Set problem: Do not carry the pictures over; copy every other part of the entries exactly.

+++

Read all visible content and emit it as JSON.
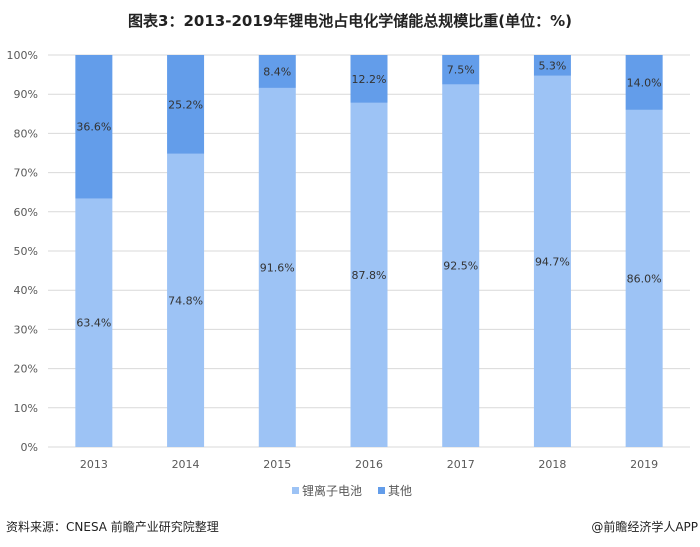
{
  "chart_data": {
    "type": "bar",
    "stacked": true,
    "title": "图表3：2013-2019年锂电池占电化学储能总规模比重(单位：%)",
    "categories": [
      "2013",
      "2014",
      "2015",
      "2016",
      "2017",
      "2018",
      "2019"
    ],
    "series": [
      {
        "name": "锂离子电池",
        "values": [
          63.4,
          74.8,
          91.6,
          87.8,
          92.5,
          94.7,
          86.0
        ],
        "labels": [
          "63.4%",
          "74.8%",
          "91.6%",
          "87.8%",
          "92.5%",
          "94.7%",
          "86.0%"
        ],
        "color": "#9DC3F5"
      },
      {
        "name": "其他",
        "values": [
          36.6,
          25.2,
          8.4,
          12.2,
          7.5,
          5.3,
          14.0
        ],
        "labels": [
          "36.6%",
          "25.2%",
          "8.4%",
          "12.2%",
          "7.5%",
          "5.3%",
          "14.0%"
        ],
        "color": "#639DEA"
      }
    ],
    "ylim": [
      0,
      100
    ],
    "yticks": [
      "0%",
      "10%",
      "20%",
      "30%",
      "40%",
      "50%",
      "60%",
      "70%",
      "80%",
      "90%",
      "100%"
    ],
    "grid": true,
    "legend": "bottom"
  },
  "footer": {
    "source": "资料来源：CNESA 前瞻产业研究院整理",
    "credit": "@前瞻经济学人APP"
  }
}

+++

Answer to the exercise:
Read all visible content and emit it as JSON.
{
  "chart_data": {
    "type": "bar",
    "stacked": true,
    "title": "图表3：2013-2019年锂电池占电化学储能总规模比重(单位：%)",
    "categories": [
      "2013",
      "2014",
      "2015",
      "2016",
      "2017",
      "2018",
      "2019"
    ],
    "series": [
      {
        "name": "锂离子电池",
        "values": [
          63.4,
          74.8,
          91.6,
          87.8,
          92.5,
          94.7,
          86.0
        ],
        "labels": [
          "63.4%",
          "74.8%",
          "91.6%",
          "87.8%",
          "92.5%",
          "94.7%",
          "86.0%"
        ],
        "color": "#9DC3F5"
      },
      {
        "name": "其他",
        "values": [
          36.6,
          25.2,
          8.4,
          12.2,
          7.5,
          5.3,
          14.0
        ],
        "labels": [
          "36.6%",
          "25.2%",
          "8.4%",
          "12.2%",
          "7.5%",
          "5.3%",
          "14.0%"
        ],
        "color": "#639DEA"
      }
    ],
    "ylim": [
      0,
      100
    ],
    "yticks": [
      "0%",
      "10%",
      "20%",
      "30%",
      "40%",
      "50%",
      "60%",
      "70%",
      "80%",
      "90%",
      "100%"
    ],
    "grid": true,
    "legend": "bottom"
  },
  "footer": {
    "source": "资料来源：CNESA 前瞻产业研究院整理",
    "credit": "@前瞻经济学人APP"
  }
}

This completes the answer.